------ RECORDS FOR THIS TASK ------

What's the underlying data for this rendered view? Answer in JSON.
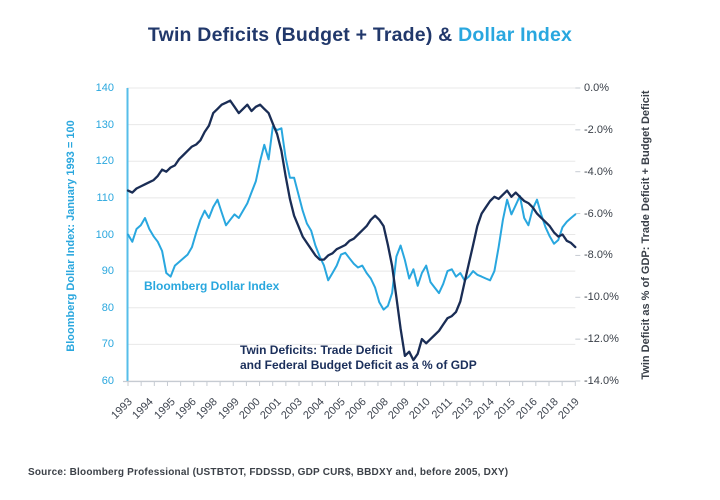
{
  "title": {
    "part1": "Twin Deficits (Budget + Trade) & ",
    "part2": "Dollar Index"
  },
  "source": "Source: Bloomberg Professional (USTBTOT, FDDSSD, GDP CUR$, BBDXY and, before 2005, DXY)",
  "colors": {
    "navy": "#1A2D55",
    "title_navy": "#21386B",
    "light_blue": "#29A7DF",
    "left_spine_blue": "#56BEE9",
    "grid": "#E8E8E8",
    "axis_gray": "#C6CBD2"
  },
  "chart_data": {
    "type": "line",
    "title": "Twin Deficits (Budget + Trade) & Dollar Index",
    "grid": "horizontal",
    "legend_position": "none (in-plot text annotations)",
    "annotations": [
      {
        "text": "Bloomberg Dollar Index",
        "color": "#29A7DF"
      },
      {
        "text": "Twin Deficits: Trade Deficit",
        "text2": "and Federal Budget Deficit as a % of GDP",
        "color": "#1B2F5B"
      }
    ],
    "left_axis": {
      "title": "Bloomberg Dollar Index: January 1993 = 100",
      "ticks": [
        "140",
        "130",
        "120",
        "110",
        "100",
        "90",
        "80",
        "70",
        "60"
      ],
      "range": [
        60,
        140
      ]
    },
    "right_axis": {
      "title": "Twin Deficit as % of GDP: Trade Deficit + Budget Deficit",
      "ticks": [
        "0.0%",
        "-2.0%",
        "-4.0%",
        "-6.0%",
        "-8.0%",
        "-10.0%",
        "-12.0%",
        "-14.0%"
      ],
      "range": [
        -14,
        0
      ]
    },
    "x_axis": {
      "labels": [
        "1993",
        "1994",
        "1995",
        "1996",
        "1998",
        "1999",
        "2000",
        "2001",
        "2003",
        "2004",
        "2005",
        "2006",
        "2008",
        "2009",
        "2010",
        "2011",
        "2013",
        "2014",
        "2015",
        "2016",
        "2018",
        "2019"
      ],
      "range_years": [
        1993.0,
        2019.25
      ],
      "note": "quarterly data, one tick label every 5 quarters"
    },
    "x_start_year": 1993.0,
    "x_step_years": 0.25,
    "series": [
      {
        "name": "Bloomberg Dollar Index",
        "axis": "left",
        "color": "#29A7DF",
        "values": [
          100.0,
          98.0,
          101.5,
          102.5,
          104.5,
          101.5,
          99.5,
          98.0,
          95.5,
          89.5,
          88.5,
          91.5,
          92.5,
          93.5,
          94.5,
          96.5,
          100.5,
          104.0,
          106.5,
          104.5,
          107.5,
          109.5,
          106.0,
          102.5,
          104.0,
          105.5,
          104.5,
          106.5,
          108.5,
          111.5,
          114.5,
          120.0,
          124.5,
          120.5,
          129.5,
          128.5,
          129.0,
          121.0,
          115.5,
          115.5,
          111.0,
          106.5,
          103.0,
          101.0,
          97.0,
          94.0,
          91.5,
          87.5,
          89.5,
          91.5,
          94.5,
          95.0,
          93.5,
          92.0,
          91.0,
          91.5,
          89.5,
          88.0,
          85.5,
          81.5,
          79.5,
          80.5,
          84.0,
          94.0,
          97.0,
          93.0,
          88.0,
          90.5,
          86.0,
          89.5,
          91.5,
          87.0,
          85.5,
          84.0,
          86.5,
          90.0,
          90.5,
          88.5,
          89.5,
          87.5,
          88.5,
          90.0,
          89.0,
          88.5,
          88.0,
          87.5,
          90.0,
          96.5,
          104.0,
          109.5,
          105.5,
          108.0,
          110.5,
          104.5,
          102.5,
          107.0,
          109.5,
          105.5,
          102.0,
          99.5,
          97.5,
          98.5,
          102.0,
          103.5,
          104.5,
          105.5
        ]
      },
      {
        "name": "Twin Deficits (Trade Deficit + Federal Budget Deficit, % of GDP)",
        "axis": "right",
        "color": "#1A2D55",
        "values": [
          -4.9,
          -5.0,
          -4.8,
          -4.7,
          -4.6,
          -4.5,
          -4.4,
          -4.2,
          -3.9,
          -4.0,
          -3.8,
          -3.7,
          -3.4,
          -3.2,
          -3.0,
          -2.8,
          -2.7,
          -2.5,
          -2.1,
          -1.8,
          -1.2,
          -1.0,
          -0.8,
          -0.7,
          -0.6,
          -0.9,
          -1.2,
          -1.0,
          -0.8,
          -1.1,
          -0.9,
          -0.8,
          -1.0,
          -1.2,
          -1.7,
          -2.2,
          -3.0,
          -4.2,
          -5.3,
          -6.1,
          -6.6,
          -7.1,
          -7.4,
          -7.7,
          -8.0,
          -8.2,
          -8.2,
          -8.0,
          -7.9,
          -7.7,
          -7.6,
          -7.5,
          -7.3,
          -7.2,
          -7.0,
          -6.8,
          -6.6,
          -6.3,
          -6.1,
          -6.3,
          -6.6,
          -7.5,
          -8.5,
          -10.0,
          -11.5,
          -12.8,
          -12.6,
          -13.0,
          -12.7,
          -12.0,
          -12.2,
          -12.0,
          -11.8,
          -11.6,
          -11.3,
          -11.0,
          -10.9,
          -10.7,
          -10.2,
          -9.3,
          -8.4,
          -7.5,
          -6.6,
          -6.0,
          -5.7,
          -5.4,
          -5.2,
          -5.3,
          -5.1,
          -4.9,
          -5.2,
          -5.0,
          -5.2,
          -5.4,
          -5.5,
          -5.7,
          -6.0,
          -6.2,
          -6.4,
          -6.6,
          -6.9,
          -7.1,
          -7.0,
          -7.3,
          -7.4,
          -7.6
        ]
      }
    ]
  }
}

------

# [TASK DETAILS]
Reproduce the listing word for word and omit its pictures.

# [SOLUTION FOR THIS TASK]
What's the underlying data for this rendered view? Answer in JSON.
{
  "title": {
    "part1": "Twin Deficits (Budget + Trade) & ",
    "part2": "Dollar Index"
  },
  "source": "Source: Bloomberg Professional (USTBTOT, FDDSSD, GDP CUR$, BBDXY and, before 2005, DXY)",
  "colors": {
    "navy": "#1A2D55",
    "title_navy": "#21386B",
    "light_blue": "#29A7DF",
    "left_spine_blue": "#56BEE9",
    "grid": "#E8E8E8",
    "axis_gray": "#C6CBD2"
  },
  "chart_data": {
    "type": "line",
    "title": "Twin Deficits (Budget + Trade) & Dollar Index",
    "grid": "horizontal",
    "legend_position": "none (in-plot text annotations)",
    "annotations": [
      {
        "text": "Bloomberg Dollar Index",
        "color": "#29A7DF"
      },
      {
        "text": "Twin Deficits: Trade Deficit",
        "text2": "and Federal Budget Deficit as a % of GDP",
        "color": "#1B2F5B"
      }
    ],
    "left_axis": {
      "title": "Bloomberg Dollar Index: January 1993 = 100",
      "ticks": [
        "140",
        "130",
        "120",
        "110",
        "100",
        "90",
        "80",
        "70",
        "60"
      ],
      "range": [
        60,
        140
      ]
    },
    "right_axis": {
      "title": "Twin Deficit as % of GDP: Trade Deficit + Budget Deficit",
      "ticks": [
        "0.0%",
        "-2.0%",
        "-4.0%",
        "-6.0%",
        "-8.0%",
        "-10.0%",
        "-12.0%",
        "-14.0%"
      ],
      "range": [
        -14,
        0
      ]
    },
    "x_axis": {
      "labels": [
        "1993",
        "1994",
        "1995",
        "1996",
        "1998",
        "1999",
        "2000",
        "2001",
        "2003",
        "2004",
        "2005",
        "2006",
        "2008",
        "2009",
        "2010",
        "2011",
        "2013",
        "2014",
        "2015",
        "2016",
        "2018",
        "2019"
      ],
      "range_years": [
        1993.0,
        2019.25
      ],
      "note": "quarterly data, one tick label every 5 quarters"
    },
    "x_start_year": 1993.0,
    "x_step_years": 0.25,
    "series": [
      {
        "name": "Bloomberg Dollar Index",
        "axis": "left",
        "color": "#29A7DF",
        "values": [
          100.0,
          98.0,
          101.5,
          102.5,
          104.5,
          101.5,
          99.5,
          98.0,
          95.5,
          89.5,
          88.5,
          91.5,
          92.5,
          93.5,
          94.5,
          96.5,
          100.5,
          104.0,
          106.5,
          104.5,
          107.5,
          109.5,
          106.0,
          102.5,
          104.0,
          105.5,
          104.5,
          106.5,
          108.5,
          111.5,
          114.5,
          120.0,
          124.5,
          120.5,
          129.5,
          128.5,
          129.0,
          121.0,
          115.5,
          115.5,
          111.0,
          106.5,
          103.0,
          101.0,
          97.0,
          94.0,
          91.5,
          87.5,
          89.5,
          91.5,
          94.5,
          95.0,
          93.5,
          92.0,
          91.0,
          91.5,
          89.5,
          88.0,
          85.5,
          81.5,
          79.5,
          80.5,
          84.0,
          94.0,
          97.0,
          93.0,
          88.0,
          90.5,
          86.0,
          89.5,
          91.5,
          87.0,
          85.5,
          84.0,
          86.5,
          90.0,
          90.5,
          88.5,
          89.5,
          87.5,
          88.5,
          90.0,
          89.0,
          88.5,
          88.0,
          87.5,
          90.0,
          96.5,
          104.0,
          109.5,
          105.5,
          108.0,
          110.5,
          104.5,
          102.5,
          107.0,
          109.5,
          105.5,
          102.0,
          99.5,
          97.5,
          98.5,
          102.0,
          103.5,
          104.5,
          105.5
        ]
      },
      {
        "name": "Twin Deficits (Trade Deficit + Federal Budget Deficit, % of GDP)",
        "axis": "right",
        "color": "#1A2D55",
        "values": [
          -4.9,
          -5.0,
          -4.8,
          -4.7,
          -4.6,
          -4.5,
          -4.4,
          -4.2,
          -3.9,
          -4.0,
          -3.8,
          -3.7,
          -3.4,
          -3.2,
          -3.0,
          -2.8,
          -2.7,
          -2.5,
          -2.1,
          -1.8,
          -1.2,
          -1.0,
          -0.8,
          -0.7,
          -0.6,
          -0.9,
          -1.2,
          -1.0,
          -0.8,
          -1.1,
          -0.9,
          -0.8,
          -1.0,
          -1.2,
          -1.7,
          -2.2,
          -3.0,
          -4.2,
          -5.3,
          -6.1,
          -6.6,
          -7.1,
          -7.4,
          -7.7,
          -8.0,
          -8.2,
          -8.2,
          -8.0,
          -7.9,
          -7.7,
          -7.6,
          -7.5,
          -7.3,
          -7.2,
          -7.0,
          -6.8,
          -6.6,
          -6.3,
          -6.1,
          -6.3,
          -6.6,
          -7.5,
          -8.5,
          -10.0,
          -11.5,
          -12.8,
          -12.6,
          -13.0,
          -12.7,
          -12.0,
          -12.2,
          -12.0,
          -11.8,
          -11.6,
          -11.3,
          -11.0,
          -10.9,
          -10.7,
          -10.2,
          -9.3,
          -8.4,
          -7.5,
          -6.6,
          -6.0,
          -5.7,
          -5.4,
          -5.2,
          -5.3,
          -5.1,
          -4.9,
          -5.2,
          -5.0,
          -5.2,
          -5.4,
          -5.5,
          -5.7,
          -6.0,
          -6.2,
          -6.4,
          -6.6,
          -6.9,
          -7.1,
          -7.0,
          -7.3,
          -7.4,
          -7.6
        ]
      }
    ]
  }
}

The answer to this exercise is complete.